Required work:
Write out every line of the material exactly as it appears.

Material:
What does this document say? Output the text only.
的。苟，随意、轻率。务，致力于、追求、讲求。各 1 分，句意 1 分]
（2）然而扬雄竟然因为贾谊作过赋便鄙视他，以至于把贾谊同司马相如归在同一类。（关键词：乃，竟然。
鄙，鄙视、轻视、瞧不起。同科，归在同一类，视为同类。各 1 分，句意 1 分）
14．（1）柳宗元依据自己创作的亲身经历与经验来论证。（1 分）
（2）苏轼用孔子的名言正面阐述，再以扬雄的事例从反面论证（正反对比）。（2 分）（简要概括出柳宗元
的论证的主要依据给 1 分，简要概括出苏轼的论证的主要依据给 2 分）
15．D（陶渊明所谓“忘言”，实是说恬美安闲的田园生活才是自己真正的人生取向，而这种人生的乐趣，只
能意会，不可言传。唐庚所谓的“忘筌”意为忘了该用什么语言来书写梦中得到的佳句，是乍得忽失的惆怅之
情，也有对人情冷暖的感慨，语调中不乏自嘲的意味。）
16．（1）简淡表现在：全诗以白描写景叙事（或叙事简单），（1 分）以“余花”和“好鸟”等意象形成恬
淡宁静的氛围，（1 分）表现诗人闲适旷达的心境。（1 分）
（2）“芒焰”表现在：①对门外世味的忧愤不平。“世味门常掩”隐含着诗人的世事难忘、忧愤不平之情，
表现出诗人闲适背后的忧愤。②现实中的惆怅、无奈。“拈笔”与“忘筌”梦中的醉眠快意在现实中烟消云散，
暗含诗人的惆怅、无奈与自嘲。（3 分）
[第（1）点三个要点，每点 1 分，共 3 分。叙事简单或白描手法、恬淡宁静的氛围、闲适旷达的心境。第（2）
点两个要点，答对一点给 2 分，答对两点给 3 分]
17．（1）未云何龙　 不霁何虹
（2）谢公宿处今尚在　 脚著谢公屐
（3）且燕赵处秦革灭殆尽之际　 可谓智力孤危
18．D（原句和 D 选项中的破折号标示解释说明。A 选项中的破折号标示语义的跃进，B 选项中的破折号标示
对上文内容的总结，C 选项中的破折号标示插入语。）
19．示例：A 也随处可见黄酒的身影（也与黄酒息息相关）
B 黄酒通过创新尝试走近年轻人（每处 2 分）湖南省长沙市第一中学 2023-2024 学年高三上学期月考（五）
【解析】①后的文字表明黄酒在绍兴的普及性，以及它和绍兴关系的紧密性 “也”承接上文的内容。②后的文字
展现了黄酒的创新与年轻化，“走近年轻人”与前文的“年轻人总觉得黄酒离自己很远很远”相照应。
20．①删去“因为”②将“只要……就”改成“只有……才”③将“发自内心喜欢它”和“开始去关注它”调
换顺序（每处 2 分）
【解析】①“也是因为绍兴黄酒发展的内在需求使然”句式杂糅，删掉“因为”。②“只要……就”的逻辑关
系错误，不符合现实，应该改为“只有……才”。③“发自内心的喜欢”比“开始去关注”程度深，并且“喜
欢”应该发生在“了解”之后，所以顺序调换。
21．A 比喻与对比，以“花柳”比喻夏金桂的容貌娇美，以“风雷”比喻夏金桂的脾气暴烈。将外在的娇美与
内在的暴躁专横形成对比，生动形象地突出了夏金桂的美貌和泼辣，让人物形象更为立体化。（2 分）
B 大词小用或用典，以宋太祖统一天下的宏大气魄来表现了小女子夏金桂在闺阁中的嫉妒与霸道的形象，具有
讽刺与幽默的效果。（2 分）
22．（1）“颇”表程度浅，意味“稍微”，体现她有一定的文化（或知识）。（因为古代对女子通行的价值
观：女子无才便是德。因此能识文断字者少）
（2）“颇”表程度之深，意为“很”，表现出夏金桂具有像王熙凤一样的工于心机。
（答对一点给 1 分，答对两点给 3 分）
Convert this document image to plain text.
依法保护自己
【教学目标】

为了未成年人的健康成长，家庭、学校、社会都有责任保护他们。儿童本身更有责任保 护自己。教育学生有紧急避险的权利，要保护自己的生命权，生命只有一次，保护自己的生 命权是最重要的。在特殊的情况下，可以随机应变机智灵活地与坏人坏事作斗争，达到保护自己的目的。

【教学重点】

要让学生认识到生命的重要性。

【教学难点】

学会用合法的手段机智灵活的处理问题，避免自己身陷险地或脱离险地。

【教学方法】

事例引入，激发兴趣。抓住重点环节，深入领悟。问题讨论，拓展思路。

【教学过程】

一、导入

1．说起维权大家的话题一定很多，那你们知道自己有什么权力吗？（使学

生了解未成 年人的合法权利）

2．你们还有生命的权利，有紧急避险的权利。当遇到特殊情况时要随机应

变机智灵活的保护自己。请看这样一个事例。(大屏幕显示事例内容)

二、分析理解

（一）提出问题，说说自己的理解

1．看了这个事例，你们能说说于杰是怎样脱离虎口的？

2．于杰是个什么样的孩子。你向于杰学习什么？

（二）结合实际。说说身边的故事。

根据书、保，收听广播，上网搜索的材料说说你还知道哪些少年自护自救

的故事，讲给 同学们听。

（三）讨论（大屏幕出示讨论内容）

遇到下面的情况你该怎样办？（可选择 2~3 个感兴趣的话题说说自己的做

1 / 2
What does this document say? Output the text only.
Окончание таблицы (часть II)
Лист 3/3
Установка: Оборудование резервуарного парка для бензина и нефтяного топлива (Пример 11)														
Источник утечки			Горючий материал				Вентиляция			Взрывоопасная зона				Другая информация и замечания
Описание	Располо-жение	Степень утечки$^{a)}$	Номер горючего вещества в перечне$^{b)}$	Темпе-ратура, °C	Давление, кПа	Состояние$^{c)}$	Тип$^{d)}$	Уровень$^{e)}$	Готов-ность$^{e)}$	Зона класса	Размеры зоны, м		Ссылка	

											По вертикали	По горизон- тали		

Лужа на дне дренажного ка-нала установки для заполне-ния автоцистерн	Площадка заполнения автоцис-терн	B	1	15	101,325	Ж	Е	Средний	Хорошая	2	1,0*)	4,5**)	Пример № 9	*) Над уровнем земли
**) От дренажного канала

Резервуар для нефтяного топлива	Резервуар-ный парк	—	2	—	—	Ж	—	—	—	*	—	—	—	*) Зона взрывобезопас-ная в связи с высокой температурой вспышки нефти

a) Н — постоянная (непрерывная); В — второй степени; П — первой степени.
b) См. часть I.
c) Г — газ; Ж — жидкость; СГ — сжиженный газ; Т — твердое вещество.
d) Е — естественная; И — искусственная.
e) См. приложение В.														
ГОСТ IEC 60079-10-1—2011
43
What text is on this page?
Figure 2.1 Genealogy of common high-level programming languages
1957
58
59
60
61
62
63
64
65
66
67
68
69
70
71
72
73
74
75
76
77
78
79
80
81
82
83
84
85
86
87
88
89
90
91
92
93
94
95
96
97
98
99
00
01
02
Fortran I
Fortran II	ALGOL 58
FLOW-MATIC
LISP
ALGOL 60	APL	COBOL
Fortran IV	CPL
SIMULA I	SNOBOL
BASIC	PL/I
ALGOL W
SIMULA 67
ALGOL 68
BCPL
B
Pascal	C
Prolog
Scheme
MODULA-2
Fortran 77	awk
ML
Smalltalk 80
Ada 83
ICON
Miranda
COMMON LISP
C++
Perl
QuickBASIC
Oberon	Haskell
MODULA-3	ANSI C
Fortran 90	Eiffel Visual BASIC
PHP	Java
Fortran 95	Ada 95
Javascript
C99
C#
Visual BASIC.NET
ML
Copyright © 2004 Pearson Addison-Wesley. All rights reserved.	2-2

Final answer:
What does this document say? Output the text only.
的。苟，随意、轻率。务，致力于、追求、讲求。各 1 分，句意 1 分]
（2）然而扬雄竟然因为贾谊作过赋便鄙视他，以至于把贾谊同司马相如归在同一类。（关键词：乃，竟然。
鄙，鄙视、轻视、瞧不起。同科，归在同一类，视为同类。各 1 分，句意 1 分）
14．（1）柳宗元依据自己创作的亲身经历与经验来论证。（1 分）
（2）苏轼用孔子的名言正面阐述，再以扬雄的事例从反面论证（正反对比）。（2 分）（简要概括出柳宗元
的论证的主要依据给 1 分，简要概括出苏轼的论证的主要依据给 2 分）
15．D（陶渊明所谓“忘言”，实是说恬美安闲的田园生活才是自己真正的人生取向，而这种人生的乐趣，只
能意会，不可言传。唐庚所谓的“忘筌”意为忘了该用什么语言来书写梦中得到的佳句，是乍得忽失的惆怅之
情，也有对人情冷暖的感慨，语调中不乏自嘲的意味。）
16．（1）简淡表现在：全诗以白描写景叙事（或叙事简单），（1 分）以“余花”和“好鸟”等意象形成恬
淡宁静的氛围，（1 分）表现诗人闲适旷达的心境。（1 分）
（2）“芒焰”表现在：①对门外世味的忧愤不平。“世味门常掩”隐含着诗人的世事难忘、忧愤不平之情，
表现出诗人闲适背后的忧愤。②现实中的惆怅、无奈。“拈笔”与“忘筌”梦中的醉眠快意在现实中烟消云散，
暗含诗人的惆怅、无奈与自嘲。（3 分）
[第（1）点三个要点，每点 1 分，共 3 分。叙事简单或白描手法、恬淡宁静的氛围、闲适旷达的心境。第（2）
点两个要点，答对一点给 2 分，答对两点给 3 分]
17．（1）未云何龙　 不霁何虹
（2）谢公宿处今尚在　 脚著谢公屐
（3）且燕赵处秦革灭殆尽之际　 可谓智力孤危
18．D（原句和 D 选项中的破折号标示解释说明。A 选项中的破折号标示语义的跃进，B 选项中的破折号标示
对上文内容的总结，C 选项中的破折号标示插入语。）
19．示例：A 也随处可见黄酒的身影（也与黄酒息息相关）
B 黄酒通过创新尝试走近年轻人（每处 2 分）湖南省长沙市第一中学 2023-2024 学年高三上学期月考（五）
【解析】①后的文字表明黄酒在绍兴的普及性，以及它和绍兴关系的紧密性 “也”承接上文的内容。②后的文字
展现了黄酒的创新与年轻化，“走近年轻人”与前文的“年轻人总觉得黄酒离自己很远很远”相照应。
20．①删去“因为”②将“只要……就”改成“只有……才”③将“发自内心喜欢它”和“开始去关注它”调
换顺序（每处 2 分）
【解析】①“也是因为绍兴黄酒发展的内在需求使然”句式杂糅，删掉“因为”。②“只要……就”的逻辑关
系错误，不符合现实，应该改为“只有……才”。③“发自内心的喜欢”比“开始去关注”程度深，并且“喜
欢”应该发生在“了解”之后，所以顺序调换。
21．A 比喻与对比，以“花柳”比喻夏金桂的容貌娇美，以“风雷”比喻夏金桂的脾气暴烈。将外在的娇美与
内在的暴躁专横形成对比，生动形象地突出了夏金桂的美貌和泼辣，让人物形象更为立体化。（2 分）
B 大词小用或用典，以宋太祖统一天下的宏大气魄来表现了小女子夏金桂在闺阁中的嫉妒与霸道的形象，具有
讽刺与幽默的效果。（2 分）
22．（1）“颇”表程度浅，意味“稍微”，体现她有一定的文化（或知识）。（因为古代对女子通行的价值
观：女子无才便是德。因此能识文断字者少）
（2）“颇”表程度之深，意为“很”，表现出夏金桂具有像王熙凤一样的工于心机。
（答对一点给 1 分，答对两点给 3 分）
Convert this document image to plain text.
依法保护自己
【教学目标】

为了未成年人的健康成长，家庭、学校、社会都有责任保护他们。儿童本身更有责任保 护自己。教育学生有紧急避险的权利，要保护自己的生命权，生命只有一次，保护自己的生 命权是最重要的。在特殊的情况下，可以随机应变机智灵活地与坏人坏事作斗争，达到保护自己的目的。

【教学重点】

要让学生认识到生命的重要性。

【教学难点】

学会用合法的手段机智灵活的处理问题，避免自己身陷险地或脱离险地。

【教学方法】

事例引入，激发兴趣。抓住重点环节，深入领悟。问题讨论，拓展思路。

【教学过程】

一、导入

1．说起维权大家的话题一定很多，那你们知道自己有什么权力吗？（使学

生了解未成 年人的合法权利）

2．你们还有生命的权利，有紧急避险的权利。当遇到特殊情况时要随机应

变机智灵活的保护自己。请看这样一个事例。(大屏幕显示事例内容)

二、分析理解

（一）提出问题，说说自己的理解

1．看了这个事例，你们能说说于杰是怎样脱离虎口的？

2．于杰是个什么样的孩子。你向于杰学习什么？

（二）结合实际。说说身边的故事。

根据书、保，收听广播，上网搜索的材料说说你还知道哪些少年自护自救

的故事，讲给 同学们听。

（三）讨论（大屏幕出示讨论内容）

遇到下面的情况你该怎样办？（可选择 2~3 个感兴趣的话题说说自己的做

1 / 2
What does this document say? Output the text only.
Окончание таблицы (часть II)
Лист 3/3
Установка: Оборудование резервуарного парка для бензина и нефтяного топлива (Пример 11)														
Источник утечки			Горючий материал				Вентиляция			Взрывоопасная зона				Другая информация и замечания
Описание	Располо-жение	Степень утечки$^{a)}$	Номер горючего вещества в перечне$^{b)}$	Темпе-ратура, °C	Давление, кПа	Состояние$^{c)}$	Тип$^{d)}$	Уровень$^{e)}$	Готов-ность$^{e)}$	Зона класса	Размеры зоны, м		Ссылка	

											По вертикали	По горизон- тали		

Лужа на дне дренажного ка-нала установки для заполне-ния автоцистерн	Площадка заполнения автоцис-терн	B	1	15	101,325	Ж	Е	Средний	Хорошая	2	1,0*)	4,5**)	Пример № 9	*) Над уровнем земли
**) От дренажного канала

Резервуар для нефтяного топлива	Резервуар-ный парк	—	2	—	—	Ж	—	—	—	*	—	—	—	*) Зона взрывобезопас-ная в связи с высокой температурой вспышки нефти

a) Н — постоянная (непрерывная); В — второй степени; П — первой степени.
b) См. часть I.
c) Г — газ; Ж — жидкость; СГ — сжиженный газ; Т — твердое вещество.
d) Е — естественная; И — искусственная.
e) См. приложение В.														
ГОСТ IEC 60079-10-1—2011
43
What text is on this page?
Figure 2.1 Genealogy of common high-level programming languages
1957
58
59
60
61
62
63
64
65
66
67
68
69
70
71
72
73
74
75
76
77
78
79
80
81
82
83
84
85
86
87
88
89
90
91
92
93
94
95
96
97
98
99
00
01
02
Fortran I
Fortran II	ALGOL 58
FLOW-MATIC
LISP
ALGOL 60	APL	COBOL
Fortran IV	CPL
SIMULA I	SNOBOL
BASIC	PL/I
ALGOL W
SIMULA 67
ALGOL 68
BCPL
B
Pascal	C
Prolog
Scheme
MODULA-2
Fortran 77	awk
ML
Smalltalk 80
Ada 83
ICON
Miranda
COMMON LISP
C++
Perl
QuickBASIC
Oberon	Haskell
MODULA-3	ANSI C
Fortran 90	Eiffel Visual BASIC
PHP	Java
Fortran 95	Ada 95
Javascript
C99
C#
Visual BASIC.NET
ML
Copyright © 2004 Pearson Addison-Wesley. All rights reserved.	2-2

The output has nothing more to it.